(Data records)
>> START

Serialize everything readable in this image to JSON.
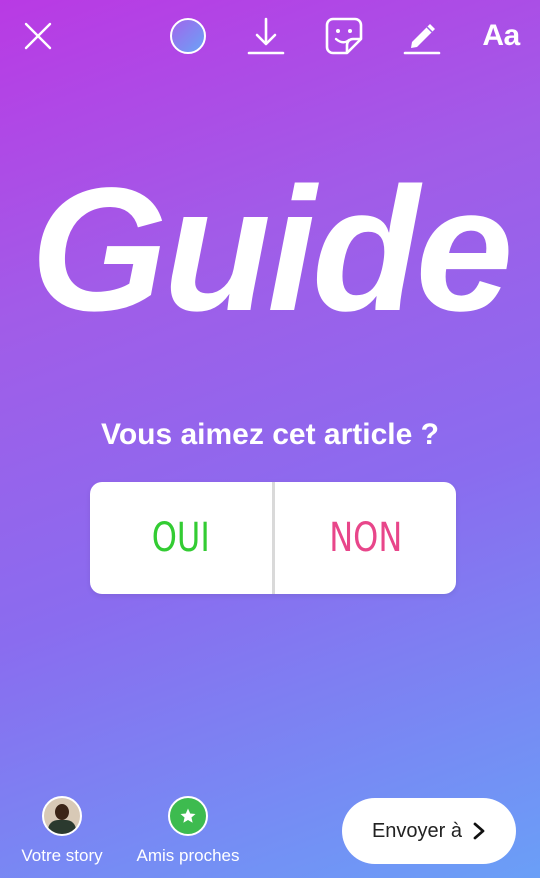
{
  "toolbar": {
    "close_icon": "close-icon",
    "color_icon": "color-palette-icon",
    "download_icon": "download-icon",
    "sticker_icon": "sticker-icon",
    "draw_icon": "draw-icon",
    "text_tool_label": "Aa"
  },
  "headline": "Guide",
  "poll": {
    "question": "Vous aimez cet article ?",
    "options": [
      "OUI",
      "NON"
    ],
    "option_colors": [
      "#33cc33",
      "#e8468a"
    ]
  },
  "bottom_bar": {
    "your_story_label": "Votre story",
    "close_friends_label": "Amis proches",
    "send_label": "Envoyer à",
    "send_icon": "chevron-right-icon",
    "close_friends_icon": "star-icon"
  },
  "colors": {
    "gradient_start": "#b93ae4",
    "gradient_end": "#6a9ff7",
    "close_friends_green": "#3dbb4f"
  }
}
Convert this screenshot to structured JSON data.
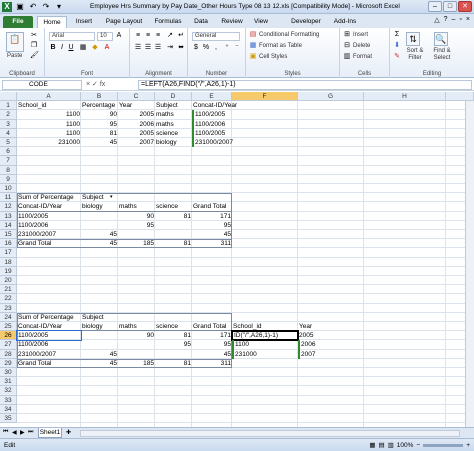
{
  "window": {
    "title": "Employee Hrs Summary by Pay Date_Other Hours Type 08 13 12.xls  [Compatibility Mode]  -  Microsoft Excel",
    "minimize": "–",
    "maximize": "□",
    "close": "✕"
  },
  "tabs": {
    "file": "File",
    "home": "Home",
    "insert": "Insert",
    "page_layout": "Page Layout",
    "formulas": "Formulas",
    "data": "Data",
    "review": "Review",
    "view": "View",
    "developer": "Developer",
    "addins": "Add-Ins"
  },
  "ribbon": {
    "clipboard": {
      "paste": "Paste",
      "label": "Clipboard"
    },
    "font": {
      "name": "Arial",
      "size": "10",
      "bold": "B",
      "italic": "I",
      "underline": "U",
      "label": "Font"
    },
    "alignment": {
      "label": "Alignment"
    },
    "number": {
      "format": "General",
      "currency": "$",
      "percent": "%",
      "comma": ",",
      "label": "Number"
    },
    "styles": {
      "conditional": "Conditional Formatting",
      "format_table": "Format as Table",
      "cell_styles": "Cell Styles",
      "label": "Styles"
    },
    "cells": {
      "insert": "Insert",
      "delete": "Delete",
      "format": "Format",
      "label": "Cells"
    },
    "editing": {
      "sort": "Sort & Filter",
      "find": "Find & Select",
      "label": "Editing"
    }
  },
  "formula_bar": {
    "name_box": "CODE",
    "fx": "× ✓ fx",
    "formula": "=LEFT(A26,FIND(\"/\",A26,1)-1)"
  },
  "columns": [
    "A",
    "B",
    "C",
    "D",
    "E",
    "F",
    "G",
    "H"
  ],
  "rows": [
    "1",
    "2",
    "3",
    "4",
    "5",
    "6",
    "7",
    "8",
    "9",
    "10",
    "11",
    "12",
    "13",
    "14",
    "15",
    "16",
    "17",
    "18",
    "19",
    "20",
    "21",
    "22",
    "23",
    "24",
    "25",
    "26",
    "27",
    "28",
    "29",
    "30",
    "31",
    "32",
    "33",
    "34",
    "35"
  ],
  "table1": {
    "headers": [
      "School_id",
      "Percentage",
      "Year",
      "Subject",
      "Concat-ID/Year"
    ],
    "rows": [
      [
        "1100",
        "90",
        "2005",
        "maths",
        "1100/2005"
      ],
      [
        "1100",
        "95",
        "2006",
        "maths",
        "1100/2006"
      ],
      [
        "1100",
        "81",
        "2005",
        "science",
        "1100/2005"
      ],
      [
        "231000",
        "45",
        "2007",
        "biology",
        "231000/2007"
      ]
    ]
  },
  "pivot1": {
    "title": "Sum of Percentage",
    "subject": "Subject",
    "row_label": "Concat-ID/Year",
    "cols": [
      "biology",
      "maths",
      "science",
      "Grand Total"
    ],
    "rows": [
      [
        "1100/2005",
        "",
        "90",
        "81",
        "171"
      ],
      [
        "1100/2006",
        "",
        "95",
        "",
        "95"
      ],
      [
        "231000/2007",
        "45",
        "",
        "",
        "45"
      ],
      [
        "Grand Total",
        "45",
        "185",
        "81",
        "311"
      ]
    ]
  },
  "pivot2": {
    "title": "Sum of Percentage",
    "subject": "Subject",
    "row_label": "Concat-ID/Year",
    "cols": [
      "biology",
      "maths",
      "science",
      "Grand Total"
    ],
    "rows": [
      [
        "1100/2005",
        "",
        "90",
        "81",
        "171"
      ],
      [
        "1100/2006",
        "",
        "",
        "95",
        "95"
      ],
      [
        "231000/2007",
        "45",
        "",
        "",
        "45"
      ],
      [
        "Grand Total",
        "45",
        "185",
        "81",
        "311"
      ]
    ],
    "extra_header": [
      "School_id",
      "Year"
    ],
    "extra_rows": [
      [
        "ID(\"/\",A26,1)-1)",
        "2005"
      ],
      [
        "1100",
        "2006"
      ],
      [
        "231000",
        "2007"
      ]
    ]
  },
  "sheet": {
    "tab": "Sheet1"
  },
  "status": {
    "mode": "Edit",
    "zoom": "100%"
  }
}
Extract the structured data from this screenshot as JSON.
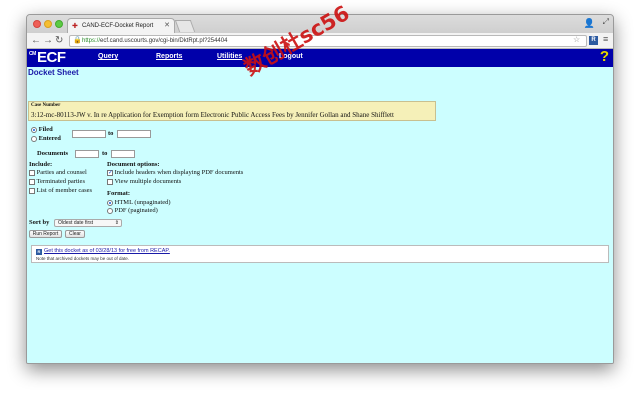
{
  "browser": {
    "tab_title": "CAND-ECF-Docket Report",
    "url_scheme": "https://",
    "url_rest": "ecf.cand.uscourts.gov/cgi-bin/DktRpt.pl?254404",
    "extension_badge": "R"
  },
  "ecf_nav": {
    "logo_prefix": "CM",
    "logo": "ECF",
    "items": [
      "Query",
      "Reports",
      "Utilities",
      "Logout"
    ],
    "help": "?"
  },
  "page": {
    "title": "Docket Sheet"
  },
  "case": {
    "label": "Case Number",
    "text": "3:12-mc-80113-JW v. In re Application for Exemption form Electronic Public Access Fees by Jennifer Gollan and Shane Shifflett"
  },
  "date_filter": {
    "filed_label": "Filed",
    "entered_label": "Entered",
    "to_label": "to",
    "selected": "Filed"
  },
  "documents": {
    "label": "Documents",
    "to_label": "to"
  },
  "include": {
    "heading": "Include:",
    "items": [
      {
        "label": "Parties and counsel",
        "checked": false
      },
      {
        "label": "Terminated parties",
        "checked": false
      },
      {
        "label": "List of member cases",
        "checked": false
      }
    ]
  },
  "document_options": {
    "heading": "Document options:",
    "items": [
      {
        "label": "Include headers when displaying PDF documents",
        "checked": true
      },
      {
        "label": "View multiple documents",
        "checked": false
      }
    ]
  },
  "format": {
    "heading": "Format:",
    "options": [
      {
        "label": "HTML (unpaginated)",
        "selected": true
      },
      {
        "label": "PDF (paginated)",
        "selected": false
      }
    ]
  },
  "sort": {
    "label": "Sort by",
    "value": "Oldest date first"
  },
  "buttons": {
    "run": "Run Report",
    "clear": "Clear"
  },
  "recap": {
    "icon": "R",
    "link": "Get this docket as of 03/28/13 for free from RECAP.",
    "note": "Note that archived dockets may be out of date."
  },
  "watermark": "数创杜sc56"
}
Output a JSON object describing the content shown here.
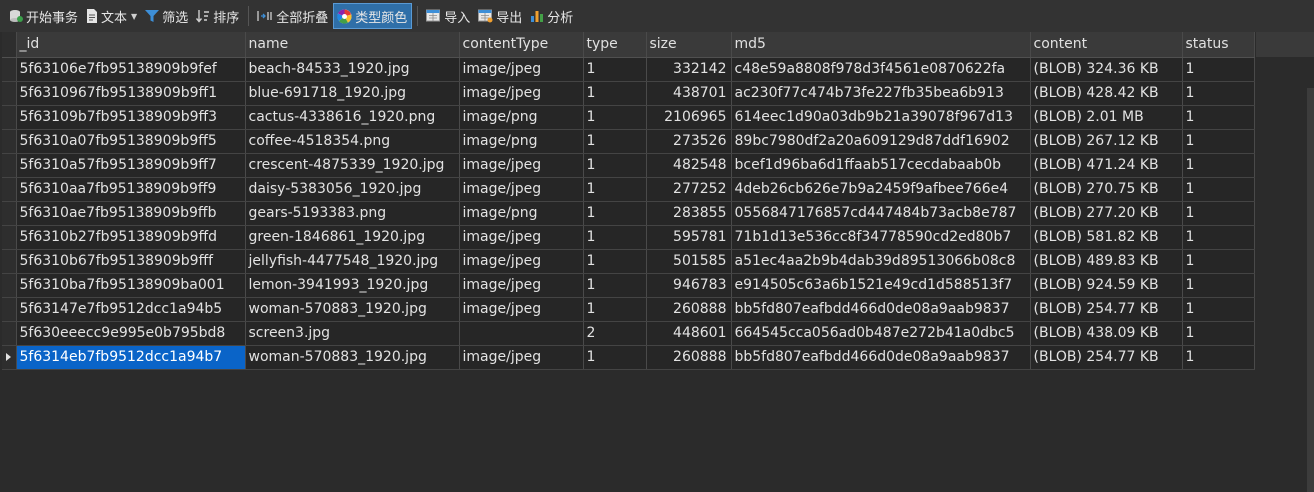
{
  "toolbar": {
    "begin_transaction": "开始事务",
    "text": "文本",
    "filter": "筛选",
    "sort": "排序",
    "collapse_all": "全部折叠",
    "type_color": "类型颜色",
    "import": "导入",
    "export": "导出",
    "analyze": "分析"
  },
  "columns": [
    "_id",
    "name",
    "contentType",
    "type",
    "size",
    "md5",
    "content",
    "status"
  ],
  "rows": [
    [
      "5f63106e7fb95138909b9fef",
      "beach-84533_1920.jpg",
      "image/jpeg",
      "1",
      "332142",
      "c48e59a8808f978d3f4561e0870622fa",
      "(BLOB) 324.36 KB",
      "1"
    ],
    [
      "5f6310967fb95138909b9ff1",
      "blue-691718_1920.jpg",
      "image/jpeg",
      "1",
      "438701",
      "ac230f77c474b73fe227fb35bea6b913",
      "(BLOB) 428.42 KB",
      "1"
    ],
    [
      "5f63109b7fb95138909b9ff3",
      "cactus-4338616_1920.png",
      "image/png",
      "1",
      "2106965",
      "614eec1d90a03db9b21a39078f967d13",
      "(BLOB) 2.01 MB",
      "1"
    ],
    [
      "5f6310a07fb95138909b9ff5",
      "coffee-4518354.png",
      "image/png",
      "1",
      "273526",
      "89bc7980df2a20a609129d87ddf16902",
      "(BLOB) 267.12 KB",
      "1"
    ],
    [
      "5f6310a57fb95138909b9ff7",
      "crescent-4875339_1920.jpg",
      "image/jpeg",
      "1",
      "482548",
      "bcef1d96ba6d1ffaab517cecdabaab0b",
      "(BLOB) 471.24 KB",
      "1"
    ],
    [
      "5f6310aa7fb95138909b9ff9",
      "daisy-5383056_1920.jpg",
      "image/jpeg",
      "1",
      "277252",
      "4deb26cb626e7b9a2459f9afbee766e4",
      "(BLOB) 270.75 KB",
      "1"
    ],
    [
      "5f6310ae7fb95138909b9ffb",
      "gears-5193383.png",
      "image/png",
      "1",
      "283855",
      "0556847176857cd447484b73acb8e787",
      "(BLOB) 277.20 KB",
      "1"
    ],
    [
      "5f6310b27fb95138909b9ffd",
      "green-1846861_1920.jpg",
      "image/jpeg",
      "1",
      "595781",
      "71b1d13e536cc8f34778590cd2ed80b7",
      "(BLOB) 581.82 KB",
      "1"
    ],
    [
      "5f6310b67fb95138909b9fff",
      "jellyfish-4477548_1920.jpg",
      "image/jpeg",
      "1",
      "501585",
      "a51ec4aa2b9b4dab39d89513066b08c8",
      "(BLOB) 489.83 KB",
      "1"
    ],
    [
      "5f6310ba7fb95138909ba001",
      "lemon-3941993_1920.jpg",
      "image/jpeg",
      "1",
      "946783",
      "e914505c63a6b1521e49cd1d588513f7",
      "(BLOB) 924.59 KB",
      "1"
    ],
    [
      "5f63147e7fb9512dcc1a94b5",
      "woman-570883_1920.jpg",
      "image/jpeg",
      "1",
      "260888",
      "bb5fd807eafbdd466d0de08a9aab9837",
      "(BLOB) 254.77 KB",
      "1"
    ],
    [
      "5f630eeecc9e995e0b795bd8",
      "screen3.jpg",
      "",
      "2",
      "448601",
      "664545cca056ad0b487e272b41a0dbc5",
      "(BLOB) 438.09 KB",
      "1"
    ],
    [
      "5f6314eb7fb9512dcc1a94b7",
      "woman-570883_1920.jpg",
      "image/jpeg",
      "1",
      "260888",
      "bb5fd807eafbdd466d0de08a9aab9837",
      "(BLOB) 254.77 KB",
      "1"
    ]
  ],
  "current_row_index": 12,
  "colors": {
    "selection": "#0a64c8",
    "toolbar_active": "#2f6fa8",
    "background": "#2b2b2b"
  }
}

>> END

■ **THE REQUEST**
Collect every line from the records above that contains the word "JSON".

■ **SOLUTION TO THIS EXERCISE**
Serialize everything readable in this image to JSON.
Convert this screenshot to structured JSON data.
Extract the structured data from this screenshot as JSON.
Output a JSON object describing the content shown here.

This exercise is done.